Provide the data again in its entirety, exactly as given.

++++ GIVEN INFORMATION

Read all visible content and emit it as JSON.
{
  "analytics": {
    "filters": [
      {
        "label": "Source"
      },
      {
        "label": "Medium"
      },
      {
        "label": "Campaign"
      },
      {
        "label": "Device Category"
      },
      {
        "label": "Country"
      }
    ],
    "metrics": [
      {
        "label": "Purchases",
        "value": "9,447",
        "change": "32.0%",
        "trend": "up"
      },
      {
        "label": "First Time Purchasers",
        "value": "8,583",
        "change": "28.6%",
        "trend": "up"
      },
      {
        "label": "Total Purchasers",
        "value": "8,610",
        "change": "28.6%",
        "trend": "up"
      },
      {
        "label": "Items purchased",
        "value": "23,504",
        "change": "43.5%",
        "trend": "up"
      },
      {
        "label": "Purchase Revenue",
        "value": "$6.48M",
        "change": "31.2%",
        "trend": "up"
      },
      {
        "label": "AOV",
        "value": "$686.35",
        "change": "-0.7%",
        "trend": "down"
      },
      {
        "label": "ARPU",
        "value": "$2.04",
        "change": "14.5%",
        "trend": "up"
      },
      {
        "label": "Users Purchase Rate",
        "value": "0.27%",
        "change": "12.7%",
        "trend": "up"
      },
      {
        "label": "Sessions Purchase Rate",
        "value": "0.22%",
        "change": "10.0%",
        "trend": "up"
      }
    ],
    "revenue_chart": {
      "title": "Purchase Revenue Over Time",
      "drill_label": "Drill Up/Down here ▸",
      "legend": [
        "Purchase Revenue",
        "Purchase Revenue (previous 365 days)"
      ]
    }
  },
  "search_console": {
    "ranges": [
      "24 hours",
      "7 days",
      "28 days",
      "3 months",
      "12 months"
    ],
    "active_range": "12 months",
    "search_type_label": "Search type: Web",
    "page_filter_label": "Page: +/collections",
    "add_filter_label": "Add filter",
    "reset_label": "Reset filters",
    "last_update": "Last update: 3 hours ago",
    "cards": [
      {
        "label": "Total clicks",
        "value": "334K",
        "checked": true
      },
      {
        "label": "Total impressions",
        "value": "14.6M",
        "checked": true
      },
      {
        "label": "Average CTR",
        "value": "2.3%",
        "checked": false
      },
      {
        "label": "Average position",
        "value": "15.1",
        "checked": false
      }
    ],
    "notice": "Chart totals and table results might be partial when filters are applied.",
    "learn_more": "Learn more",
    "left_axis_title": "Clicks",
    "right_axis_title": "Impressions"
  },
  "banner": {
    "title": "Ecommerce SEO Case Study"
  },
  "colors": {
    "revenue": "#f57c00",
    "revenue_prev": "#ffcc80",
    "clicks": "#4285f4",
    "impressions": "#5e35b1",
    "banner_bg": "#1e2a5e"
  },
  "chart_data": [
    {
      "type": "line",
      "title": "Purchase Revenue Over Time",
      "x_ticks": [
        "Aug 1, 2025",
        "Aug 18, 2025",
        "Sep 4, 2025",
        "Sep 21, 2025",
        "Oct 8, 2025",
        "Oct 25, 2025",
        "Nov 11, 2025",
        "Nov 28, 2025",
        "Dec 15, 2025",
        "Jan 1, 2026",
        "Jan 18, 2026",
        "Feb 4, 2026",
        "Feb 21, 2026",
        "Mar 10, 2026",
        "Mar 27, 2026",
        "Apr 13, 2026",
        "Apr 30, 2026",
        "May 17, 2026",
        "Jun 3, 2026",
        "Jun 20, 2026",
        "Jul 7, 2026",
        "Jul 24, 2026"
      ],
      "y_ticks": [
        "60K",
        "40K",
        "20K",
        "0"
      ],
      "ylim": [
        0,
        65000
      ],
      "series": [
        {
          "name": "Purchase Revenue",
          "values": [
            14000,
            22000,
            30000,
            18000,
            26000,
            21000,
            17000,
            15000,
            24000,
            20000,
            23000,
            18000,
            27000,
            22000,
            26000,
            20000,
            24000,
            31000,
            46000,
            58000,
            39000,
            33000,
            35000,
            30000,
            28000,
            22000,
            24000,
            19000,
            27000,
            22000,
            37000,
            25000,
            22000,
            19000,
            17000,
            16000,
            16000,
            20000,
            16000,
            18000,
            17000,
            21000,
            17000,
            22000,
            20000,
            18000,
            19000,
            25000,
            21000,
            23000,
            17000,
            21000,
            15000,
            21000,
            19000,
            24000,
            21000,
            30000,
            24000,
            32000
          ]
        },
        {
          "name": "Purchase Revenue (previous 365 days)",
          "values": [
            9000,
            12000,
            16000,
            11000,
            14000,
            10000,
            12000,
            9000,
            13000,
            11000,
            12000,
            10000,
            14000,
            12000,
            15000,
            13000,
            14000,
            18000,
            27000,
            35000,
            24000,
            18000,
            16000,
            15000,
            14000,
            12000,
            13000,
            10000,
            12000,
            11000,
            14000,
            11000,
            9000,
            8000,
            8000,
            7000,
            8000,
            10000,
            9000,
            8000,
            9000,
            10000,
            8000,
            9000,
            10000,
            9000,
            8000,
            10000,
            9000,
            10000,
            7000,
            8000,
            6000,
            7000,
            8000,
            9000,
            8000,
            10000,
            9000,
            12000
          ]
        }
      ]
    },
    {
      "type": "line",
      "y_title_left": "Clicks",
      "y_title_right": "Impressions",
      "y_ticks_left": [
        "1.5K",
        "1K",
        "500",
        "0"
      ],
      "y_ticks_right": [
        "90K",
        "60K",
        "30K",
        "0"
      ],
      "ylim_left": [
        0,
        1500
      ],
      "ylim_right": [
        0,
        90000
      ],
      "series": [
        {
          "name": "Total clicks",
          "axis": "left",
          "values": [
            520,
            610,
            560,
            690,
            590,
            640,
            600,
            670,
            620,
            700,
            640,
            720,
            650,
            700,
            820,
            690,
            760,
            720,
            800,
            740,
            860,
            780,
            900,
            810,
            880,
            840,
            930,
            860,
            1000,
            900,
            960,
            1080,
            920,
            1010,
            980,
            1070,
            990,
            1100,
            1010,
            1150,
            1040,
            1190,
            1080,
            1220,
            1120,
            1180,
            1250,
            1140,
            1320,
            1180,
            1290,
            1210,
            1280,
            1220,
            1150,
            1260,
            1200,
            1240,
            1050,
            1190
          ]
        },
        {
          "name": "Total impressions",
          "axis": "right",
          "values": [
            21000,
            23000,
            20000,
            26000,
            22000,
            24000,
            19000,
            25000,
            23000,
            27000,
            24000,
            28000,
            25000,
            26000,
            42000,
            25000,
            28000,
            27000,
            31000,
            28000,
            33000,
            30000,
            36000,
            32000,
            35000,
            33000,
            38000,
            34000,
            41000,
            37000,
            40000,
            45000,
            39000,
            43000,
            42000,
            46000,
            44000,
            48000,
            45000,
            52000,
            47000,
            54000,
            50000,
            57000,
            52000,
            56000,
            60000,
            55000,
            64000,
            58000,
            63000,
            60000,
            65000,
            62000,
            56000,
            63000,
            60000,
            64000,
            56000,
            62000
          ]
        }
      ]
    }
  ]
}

++++++++

_ANSWER TO THIS PROBLEM_
Read all visible content and emit it as JSON.
{
  "analytics": {
    "filters": [
      {
        "label": "Source"
      },
      {
        "label": "Medium"
      },
      {
        "label": "Campaign"
      },
      {
        "label": "Device Category"
      },
      {
        "label": "Country"
      }
    ],
    "metrics": [
      {
        "label": "Purchases",
        "value": "9,447",
        "change": "32.0%",
        "trend": "up"
      },
      {
        "label": "First Time Purchasers",
        "value": "8,583",
        "change": "28.6%",
        "trend": "up"
      },
      {
        "label": "Total Purchasers",
        "value": "8,610",
        "change": "28.6%",
        "trend": "up"
      },
      {
        "label": "Items purchased",
        "value": "23,504",
        "change": "43.5%",
        "trend": "up"
      },
      {
        "label": "Purchase Revenue",
        "value": "$6.48M",
        "change": "31.2%",
        "trend": "up"
      },
      {
        "label": "AOV",
        "value": "$686.35",
        "change": "-0.7%",
        "trend": "down"
      },
      {
        "label": "ARPU",
        "value": "$2.04",
        "change": "14.5%",
        "trend": "up"
      },
      {
        "label": "Users Purchase Rate",
        "value": "0.27%",
        "change": "12.7%",
        "trend": "up"
      },
      {
        "label": "Sessions Purchase Rate",
        "value": "0.22%",
        "change": "10.0%",
        "trend": "up"
      }
    ],
    "revenue_chart": {
      "title": "Purchase Revenue Over Time",
      "drill_label": "Drill Up/Down here ▸",
      "legend": [
        "Purchase Revenue",
        "Purchase Revenue (previous 365 days)"
      ]
    }
  },
  "search_console": {
    "ranges": [
      "24 hours",
      "7 days",
      "28 days",
      "3 months",
      "12 months"
    ],
    "active_range": "12 months",
    "search_type_label": "Search type: Web",
    "page_filter_label": "Page: +/collections",
    "add_filter_label": "Add filter",
    "reset_label": "Reset filters",
    "last_update": "Last update: 3 hours ago",
    "cards": [
      {
        "label": "Total clicks",
        "value": "334K",
        "checked": true
      },
      {
        "label": "Total impressions",
        "value": "14.6M",
        "checked": true
      },
      {
        "label": "Average CTR",
        "value": "2.3%",
        "checked": false
      },
      {
        "label": "Average position",
        "value": "15.1",
        "checked": false
      }
    ],
    "notice": "Chart totals and table results might be partial when filters are applied.",
    "learn_more": "Learn more",
    "left_axis_title": "Clicks",
    "right_axis_title": "Impressions"
  },
  "banner": {
    "title": "Ecommerce SEO Case Study"
  },
  "colors": {
    "revenue": "#f57c00",
    "revenue_prev": "#ffcc80",
    "clicks": "#4285f4",
    "impressions": "#5e35b1",
    "banner_bg": "#1e2a5e"
  },
  "chart_data": [
    {
      "type": "line",
      "title": "Purchase Revenue Over Time",
      "x_ticks": [
        "Aug 1, 2025",
        "Aug 18, 2025",
        "Sep 4, 2025",
        "Sep 21, 2025",
        "Oct 8, 2025",
        "Oct 25, 2025",
        "Nov 11, 2025",
        "Nov 28, 2025",
        "Dec 15, 2025",
        "Jan 1, 2026",
        "Jan 18, 2026",
        "Feb 4, 2026",
        "Feb 21, 2026",
        "Mar 10, 2026",
        "Mar 27, 2026",
        "Apr 13, 2026",
        "Apr 30, 2026",
        "May 17, 2026",
        "Jun 3, 2026",
        "Jun 20, 2026",
        "Jul 7, 2026",
        "Jul 24, 2026"
      ],
      "y_ticks": [
        "60K",
        "40K",
        "20K",
        "0"
      ],
      "ylim": [
        0,
        65000
      ],
      "series": [
        {
          "name": "Purchase Revenue",
          "values": [
            14000,
            22000,
            30000,
            18000,
            26000,
            21000,
            17000,
            15000,
            24000,
            20000,
            23000,
            18000,
            27000,
            22000,
            26000,
            20000,
            24000,
            31000,
            46000,
            58000,
            39000,
            33000,
            35000,
            30000,
            28000,
            22000,
            24000,
            19000,
            27000,
            22000,
            37000,
            25000,
            22000,
            19000,
            17000,
            16000,
            16000,
            20000,
            16000,
            18000,
            17000,
            21000,
            17000,
            22000,
            20000,
            18000,
            19000,
            25000,
            21000,
            23000,
            17000,
            21000,
            15000,
            21000,
            19000,
            24000,
            21000,
            30000,
            24000,
            32000
          ]
        },
        {
          "name": "Purchase Revenue (previous 365 days)",
          "values": [
            9000,
            12000,
            16000,
            11000,
            14000,
            10000,
            12000,
            9000,
            13000,
            11000,
            12000,
            10000,
            14000,
            12000,
            15000,
            13000,
            14000,
            18000,
            27000,
            35000,
            24000,
            18000,
            16000,
            15000,
            14000,
            12000,
            13000,
            10000,
            12000,
            11000,
            14000,
            11000,
            9000,
            8000,
            8000,
            7000,
            8000,
            10000,
            9000,
            8000,
            9000,
            10000,
            8000,
            9000,
            10000,
            9000,
            8000,
            10000,
            9000,
            10000,
            7000,
            8000,
            6000,
            7000,
            8000,
            9000,
            8000,
            10000,
            9000,
            12000
          ]
        }
      ]
    },
    {
      "type": "line",
      "y_title_left": "Clicks",
      "y_title_right": "Impressions",
      "y_ticks_left": [
        "1.5K",
        "1K",
        "500",
        "0"
      ],
      "y_ticks_right": [
        "90K",
        "60K",
        "30K",
        "0"
      ],
      "ylim_left": [
        0,
        1500
      ],
      "ylim_right": [
        0,
        90000
      ],
      "series": [
        {
          "name": "Total clicks",
          "axis": "left",
          "values": [
            520,
            610,
            560,
            690,
            590,
            640,
            600,
            670,
            620,
            700,
            640,
            720,
            650,
            700,
            820,
            690,
            760,
            720,
            800,
            740,
            860,
            780,
            900,
            810,
            880,
            840,
            930,
            860,
            1000,
            900,
            960,
            1080,
            920,
            1010,
            980,
            1070,
            990,
            1100,
            1010,
            1150,
            1040,
            1190,
            1080,
            1220,
            1120,
            1180,
            1250,
            1140,
            1320,
            1180,
            1290,
            1210,
            1280,
            1220,
            1150,
            1260,
            1200,
            1240,
            1050,
            1190
          ]
        },
        {
          "name": "Total impressions",
          "axis": "right",
          "values": [
            21000,
            23000,
            20000,
            26000,
            22000,
            24000,
            19000,
            25000,
            23000,
            27000,
            24000,
            28000,
            25000,
            26000,
            42000,
            25000,
            28000,
            27000,
            31000,
            28000,
            33000,
            30000,
            36000,
            32000,
            35000,
            33000,
            38000,
            34000,
            41000,
            37000,
            40000,
            45000,
            39000,
            43000,
            42000,
            46000,
            44000,
            48000,
            45000,
            52000,
            47000,
            54000,
            50000,
            57000,
            52000,
            56000,
            60000,
            55000,
            64000,
            58000,
            63000,
            60000,
            65000,
            62000,
            56000,
            63000,
            60000,
            64000,
            56000,
            62000
          ]
        }
      ]
    }
  ]
}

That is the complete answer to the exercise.